▸ Exercise directions: Echo everything from the line containing "Where is each" down to the line containing "form-screen: e Employee's", with no changes.

▸ Records to use:
= = = = = = =

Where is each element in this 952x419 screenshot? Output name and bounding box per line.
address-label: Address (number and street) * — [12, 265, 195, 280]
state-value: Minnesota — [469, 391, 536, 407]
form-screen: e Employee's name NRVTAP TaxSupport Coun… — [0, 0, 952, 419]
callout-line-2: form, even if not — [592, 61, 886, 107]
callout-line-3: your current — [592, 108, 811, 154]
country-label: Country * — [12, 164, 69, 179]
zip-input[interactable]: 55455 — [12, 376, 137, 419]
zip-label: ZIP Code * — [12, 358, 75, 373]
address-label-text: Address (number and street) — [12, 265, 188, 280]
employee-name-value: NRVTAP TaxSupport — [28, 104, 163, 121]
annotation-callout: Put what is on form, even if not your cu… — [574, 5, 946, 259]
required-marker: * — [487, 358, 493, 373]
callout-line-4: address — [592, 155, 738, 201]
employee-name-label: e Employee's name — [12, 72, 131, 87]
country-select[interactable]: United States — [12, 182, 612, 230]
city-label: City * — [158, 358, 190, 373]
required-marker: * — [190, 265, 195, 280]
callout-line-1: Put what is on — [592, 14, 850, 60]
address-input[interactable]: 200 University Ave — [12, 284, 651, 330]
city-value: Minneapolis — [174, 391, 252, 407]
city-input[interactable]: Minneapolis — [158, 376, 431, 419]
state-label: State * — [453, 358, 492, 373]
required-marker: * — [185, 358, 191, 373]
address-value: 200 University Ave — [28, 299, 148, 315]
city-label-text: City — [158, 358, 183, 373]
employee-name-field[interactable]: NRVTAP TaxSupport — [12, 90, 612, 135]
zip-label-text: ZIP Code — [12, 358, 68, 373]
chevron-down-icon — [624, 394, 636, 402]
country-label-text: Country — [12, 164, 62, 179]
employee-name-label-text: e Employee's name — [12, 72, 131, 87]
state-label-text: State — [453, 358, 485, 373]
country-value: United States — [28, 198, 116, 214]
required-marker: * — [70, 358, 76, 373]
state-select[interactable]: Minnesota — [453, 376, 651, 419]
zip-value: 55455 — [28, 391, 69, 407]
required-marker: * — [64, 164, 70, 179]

= = = = = = =

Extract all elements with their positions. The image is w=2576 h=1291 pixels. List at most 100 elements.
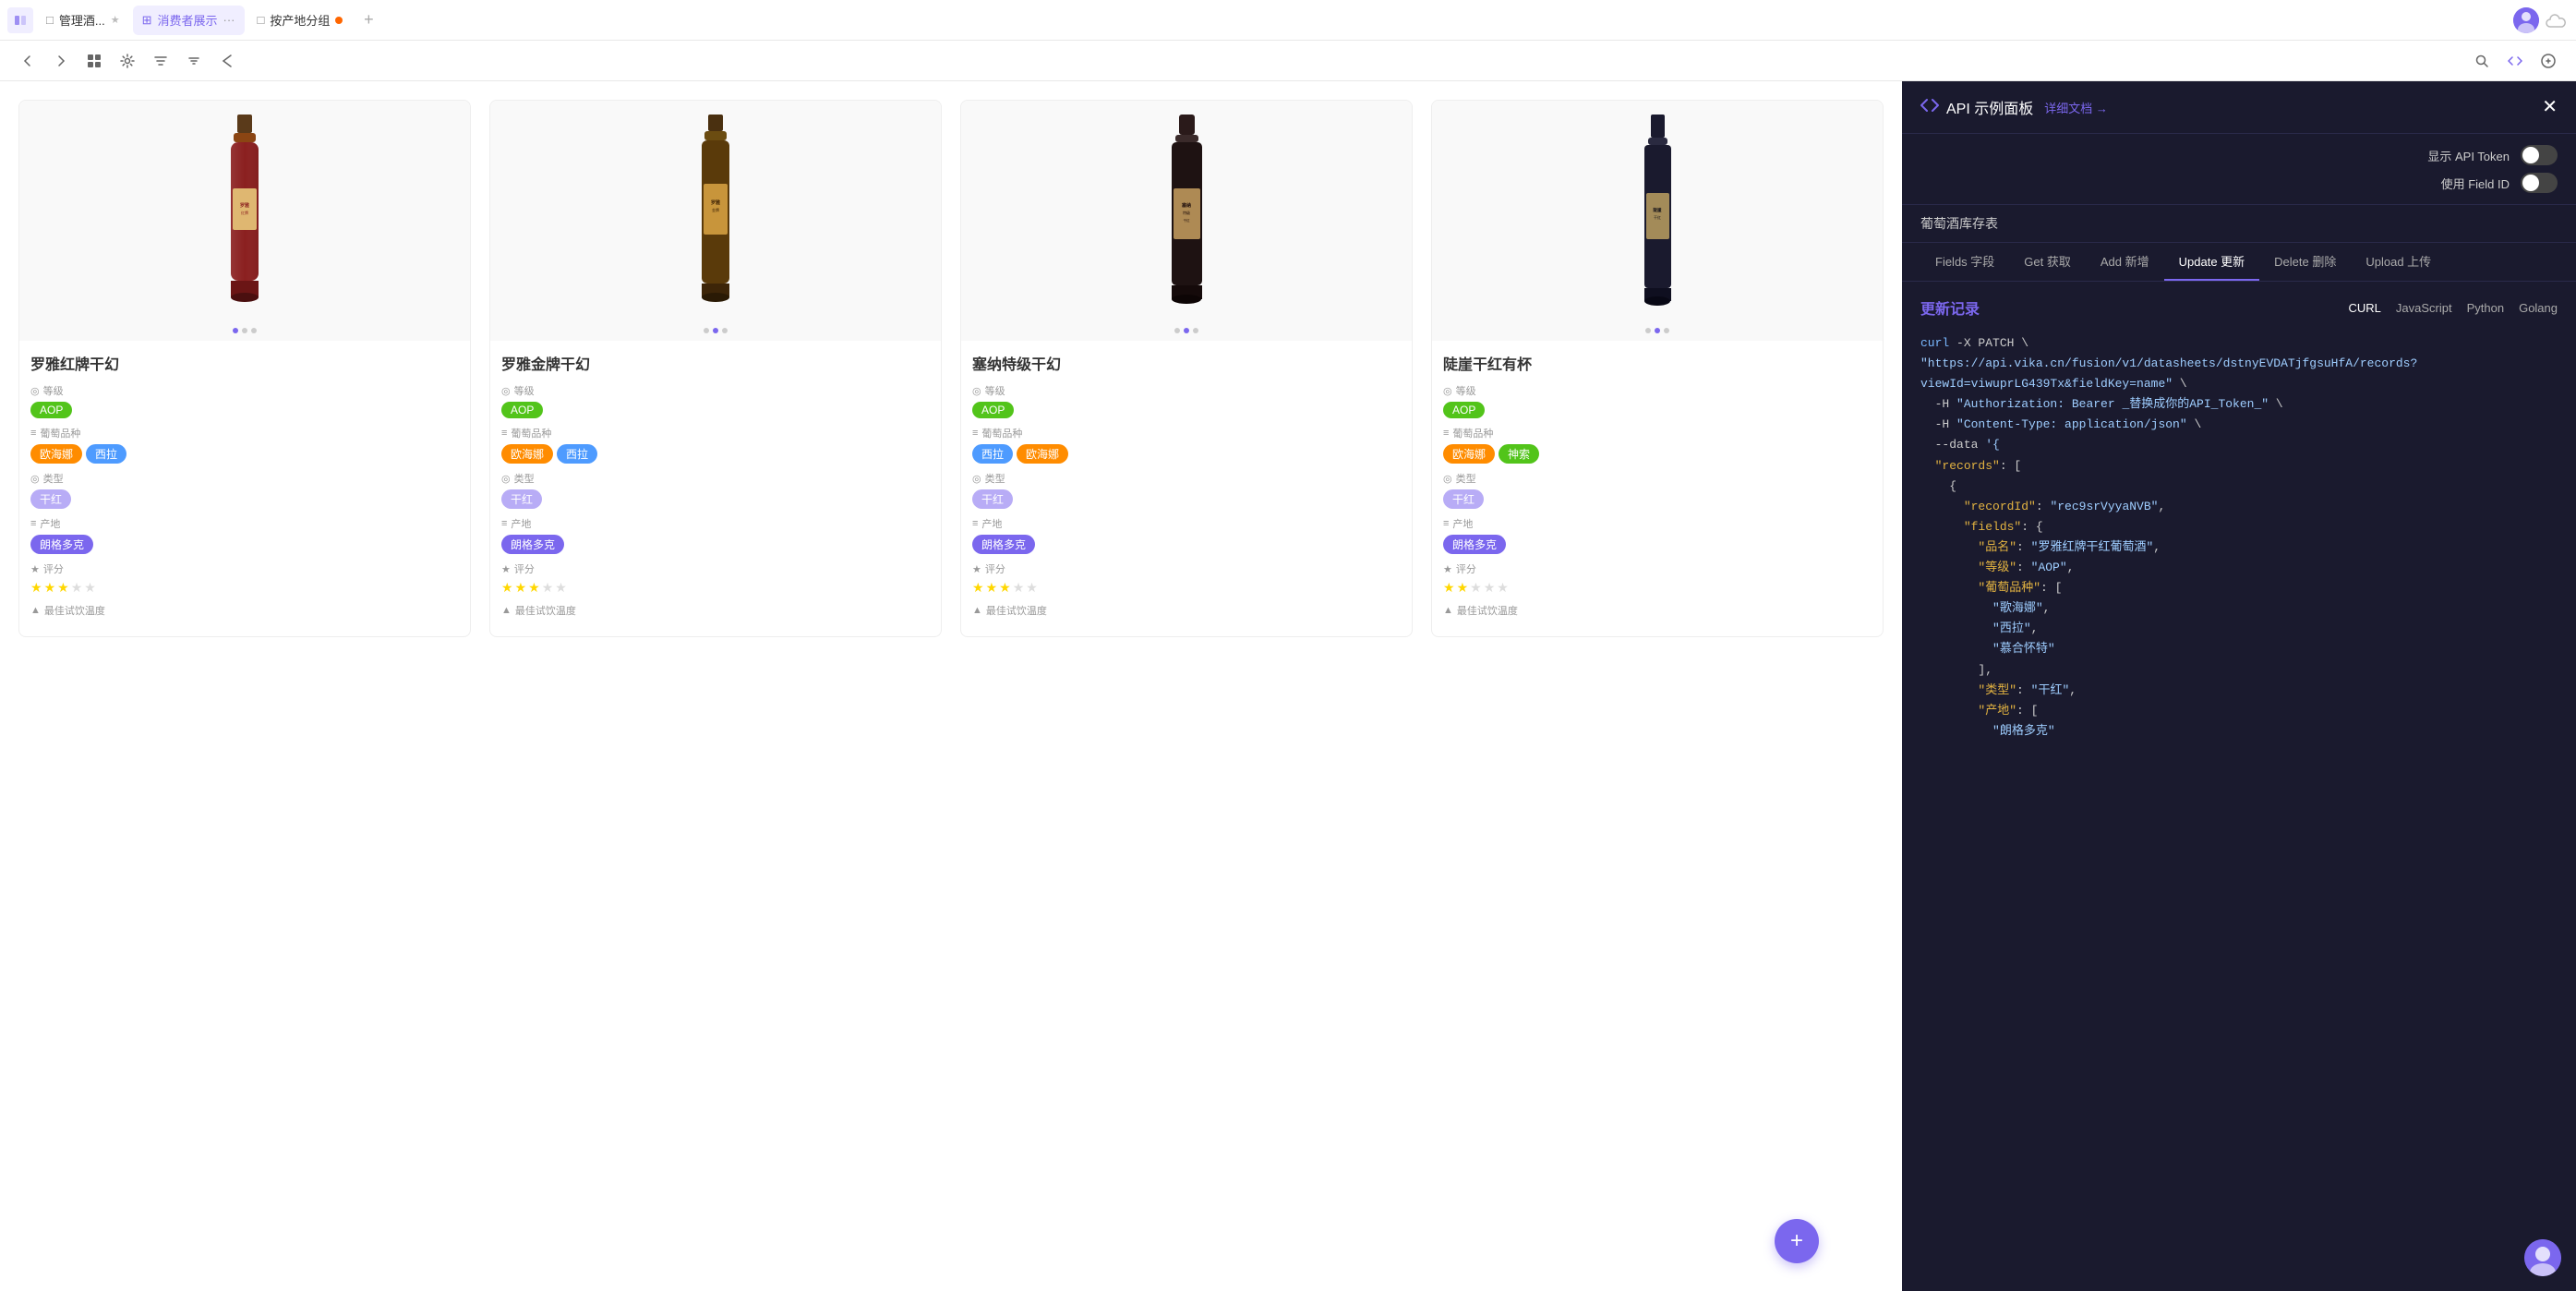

= = = = = = =

▸ Result:
Where is each element in this 952x419 screenshot? Output name and bounding box per line.
address-label: Address (number and street) * — [12, 265, 195, 280]
state-value: Minnesota — [469, 391, 536, 407]
form-screen: e Employee's name NRVTAP TaxSupport Coun… — [0, 0, 952, 419]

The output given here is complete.